## Description of the task
Each record needs to be echoed exactly; can you do that?

## Stored rows
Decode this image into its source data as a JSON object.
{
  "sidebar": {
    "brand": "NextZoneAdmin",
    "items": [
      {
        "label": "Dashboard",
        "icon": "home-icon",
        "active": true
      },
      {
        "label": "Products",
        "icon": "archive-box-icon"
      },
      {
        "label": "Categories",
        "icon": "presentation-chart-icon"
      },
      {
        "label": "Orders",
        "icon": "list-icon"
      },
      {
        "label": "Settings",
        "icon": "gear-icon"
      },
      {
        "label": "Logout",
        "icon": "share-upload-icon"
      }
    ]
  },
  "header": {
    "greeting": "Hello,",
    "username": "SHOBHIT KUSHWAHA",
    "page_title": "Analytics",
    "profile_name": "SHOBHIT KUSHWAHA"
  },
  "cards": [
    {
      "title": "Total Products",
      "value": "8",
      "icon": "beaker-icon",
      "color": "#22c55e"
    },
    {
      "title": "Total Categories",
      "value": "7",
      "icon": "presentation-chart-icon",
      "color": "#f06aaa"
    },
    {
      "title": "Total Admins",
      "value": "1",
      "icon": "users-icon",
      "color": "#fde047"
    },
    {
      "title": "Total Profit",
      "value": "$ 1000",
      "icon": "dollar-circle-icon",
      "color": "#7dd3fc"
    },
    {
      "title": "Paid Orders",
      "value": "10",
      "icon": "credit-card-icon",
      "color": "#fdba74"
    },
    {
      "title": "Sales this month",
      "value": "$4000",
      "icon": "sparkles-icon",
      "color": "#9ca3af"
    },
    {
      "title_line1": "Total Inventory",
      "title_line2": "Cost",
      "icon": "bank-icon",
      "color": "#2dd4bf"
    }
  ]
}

## Answer to the task
Decode this image into its source data as a JSON object.
{
  "sidebar": {
    "brand": "NextZoneAdmin",
    "items": [
      {
        "label": "Dashboard",
        "icon": "home-icon",
        "active": true
      },
      {
        "label": "Products",
        "icon": "archive-box-icon"
      },
      {
        "label": "Categories",
        "icon": "presentation-chart-icon"
      },
      {
        "label": "Orders",
        "icon": "list-icon"
      },
      {
        "label": "Settings",
        "icon": "gear-icon"
      },
      {
        "label": "Logout",
        "icon": "share-upload-icon"
      }
    ]
  },
  "header": {
    "greeting": "Hello,",
    "username": "SHOBHIT KUSHWAHA",
    "page_title": "Analytics",
    "profile_name": "SHOBHIT KUSHWAHA"
  },
  "cards": [
    {
      "title": "Total Products",
      "value": "8",
      "icon": "beaker-icon",
      "color": "#22c55e"
    },
    {
      "title": "Total Categories",
      "value": "7",
      "icon": "presentation-chart-icon",
      "color": "#f06aaa"
    },
    {
      "title": "Total Admins",
      "value": "1",
      "icon": "users-icon",
      "color": "#fde047"
    },
    {
      "title": "Total Profit",
      "value": "$ 1000",
      "icon": "dollar-circle-icon",
      "color": "#7dd3fc"
    },
    {
      "title": "Paid Orders",
      "value": "10",
      "icon": "credit-card-icon",
      "color": "#fdba74"
    },
    {
      "title": "Sales this month",
      "value": "$4000",
      "icon": "sparkles-icon",
      "color": "#9ca3af"
    },
    {
      "title_line1": "Total Inventory",
      "title_line2": "Cost",
      "icon": "bank-icon",
      "color": "#2dd4bf"
    }
  ]
}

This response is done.